DATA SHOWN:

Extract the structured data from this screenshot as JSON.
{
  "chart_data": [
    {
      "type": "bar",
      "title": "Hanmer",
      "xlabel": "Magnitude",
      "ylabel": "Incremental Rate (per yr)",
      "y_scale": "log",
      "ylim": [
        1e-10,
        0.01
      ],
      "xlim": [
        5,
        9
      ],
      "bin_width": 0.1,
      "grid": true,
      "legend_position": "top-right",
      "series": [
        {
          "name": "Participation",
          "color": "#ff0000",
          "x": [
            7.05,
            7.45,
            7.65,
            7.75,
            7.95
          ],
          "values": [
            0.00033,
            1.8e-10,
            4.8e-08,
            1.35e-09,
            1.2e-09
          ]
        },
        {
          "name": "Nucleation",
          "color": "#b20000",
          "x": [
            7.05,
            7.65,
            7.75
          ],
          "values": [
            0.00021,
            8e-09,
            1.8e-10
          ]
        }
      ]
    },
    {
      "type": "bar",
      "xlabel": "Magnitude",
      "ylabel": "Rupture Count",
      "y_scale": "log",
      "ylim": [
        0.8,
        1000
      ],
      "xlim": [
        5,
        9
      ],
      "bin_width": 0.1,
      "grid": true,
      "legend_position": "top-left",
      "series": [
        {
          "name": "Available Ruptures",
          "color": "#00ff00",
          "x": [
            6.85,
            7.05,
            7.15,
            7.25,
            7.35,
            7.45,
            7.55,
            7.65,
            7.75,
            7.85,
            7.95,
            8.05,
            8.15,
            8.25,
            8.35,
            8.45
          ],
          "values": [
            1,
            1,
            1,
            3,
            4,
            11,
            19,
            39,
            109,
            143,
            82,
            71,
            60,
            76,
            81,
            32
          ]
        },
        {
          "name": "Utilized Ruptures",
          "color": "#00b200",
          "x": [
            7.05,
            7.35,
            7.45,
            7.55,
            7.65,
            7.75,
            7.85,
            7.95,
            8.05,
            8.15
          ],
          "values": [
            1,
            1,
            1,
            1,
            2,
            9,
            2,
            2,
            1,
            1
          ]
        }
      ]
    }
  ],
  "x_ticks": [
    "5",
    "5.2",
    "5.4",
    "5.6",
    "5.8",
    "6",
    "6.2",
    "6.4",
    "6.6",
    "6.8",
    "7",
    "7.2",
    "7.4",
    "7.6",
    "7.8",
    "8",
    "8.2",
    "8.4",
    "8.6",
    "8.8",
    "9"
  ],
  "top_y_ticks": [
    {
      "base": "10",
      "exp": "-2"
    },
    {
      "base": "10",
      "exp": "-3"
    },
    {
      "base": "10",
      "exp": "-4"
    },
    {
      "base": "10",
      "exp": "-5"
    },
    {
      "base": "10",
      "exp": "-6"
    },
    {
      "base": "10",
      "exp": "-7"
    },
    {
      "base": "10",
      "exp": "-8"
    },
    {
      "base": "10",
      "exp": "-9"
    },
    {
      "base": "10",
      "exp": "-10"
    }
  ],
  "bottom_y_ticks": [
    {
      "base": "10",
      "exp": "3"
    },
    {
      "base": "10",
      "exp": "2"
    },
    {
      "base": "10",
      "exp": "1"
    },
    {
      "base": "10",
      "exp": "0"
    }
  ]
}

PROBLEM TO WORK ON: Exactly as shown above, return every record.

OUTPUT OF THE EXERCISE:
Extract the structured data from this screenshot as JSON.
{
  "chart_data": [
    {
      "type": "bar",
      "title": "Hanmer",
      "xlabel": "Magnitude",
      "ylabel": "Incremental Rate (per yr)",
      "y_scale": "log",
      "ylim": [
        1e-10,
        0.01
      ],
      "xlim": [
        5,
        9
      ],
      "bin_width": 0.1,
      "grid": true,
      "legend_position": "top-right",
      "series": [
        {
          "name": "Participation",
          "color": "#ff0000",
          "x": [
            7.05,
            7.45,
            7.65,
            7.75,
            7.95
          ],
          "values": [
            0.00033,
            1.8e-10,
            4.8e-08,
            1.35e-09,
            1.2e-09
          ]
        },
        {
          "name": "Nucleation",
          "color": "#b20000",
          "x": [
            7.05,
            7.65,
            7.75
          ],
          "values": [
            0.00021,
            8e-09,
            1.8e-10
          ]
        }
      ]
    },
    {
      "type": "bar",
      "xlabel": "Magnitude",
      "ylabel": "Rupture Count",
      "y_scale": "log",
      "ylim": [
        0.8,
        1000
      ],
      "xlim": [
        5,
        9
      ],
      "bin_width": 0.1,
      "grid": true,
      "legend_position": "top-left",
      "series": [
        {
          "name": "Available Ruptures",
          "color": "#00ff00",
          "x": [
            6.85,
            7.05,
            7.15,
            7.25,
            7.35,
            7.45,
            7.55,
            7.65,
            7.75,
            7.85,
            7.95,
            8.05,
            8.15,
            8.25,
            8.35,
            8.45
          ],
          "values": [
            1,
            1,
            1,
            3,
            4,
            11,
            19,
            39,
            109,
            143,
            82,
            71,
            60,
            76,
            81,
            32
          ]
        },
        {
          "name": "Utilized Ruptures",
          "color": "#00b200",
          "x": [
            7.05,
            7.35,
            7.45,
            7.55,
            7.65,
            7.75,
            7.85,
            7.95,
            8.05,
            8.15
          ],
          "values": [
            1,
            1,
            1,
            1,
            2,
            9,
            2,
            2,
            1,
            1
          ]
        }
      ]
    }
  ],
  "x_ticks": [
    "5",
    "5.2",
    "5.4",
    "5.6",
    "5.8",
    "6",
    "6.2",
    "6.4",
    "6.6",
    "6.8",
    "7",
    "7.2",
    "7.4",
    "7.6",
    "7.8",
    "8",
    "8.2",
    "8.4",
    "8.6",
    "8.8",
    "9"
  ],
  "top_y_ticks": [
    {
      "base": "10",
      "exp": "-2"
    },
    {
      "base": "10",
      "exp": "-3"
    },
    {
      "base": "10",
      "exp": "-4"
    },
    {
      "base": "10",
      "exp": "-5"
    },
    {
      "base": "10",
      "exp": "-6"
    },
    {
      "base": "10",
      "exp": "-7"
    },
    {
      "base": "10",
      "exp": "-8"
    },
    {
      "base": "10",
      "exp": "-9"
    },
    {
      "base": "10",
      "exp": "-10"
    }
  ],
  "bottom_y_ticks": [
    {
      "base": "10",
      "exp": "3"
    },
    {
      "base": "10",
      "exp": "2"
    },
    {
      "base": "10",
      "exp": "1"
    },
    {
      "base": "10",
      "exp": "0"
    }
  ]
}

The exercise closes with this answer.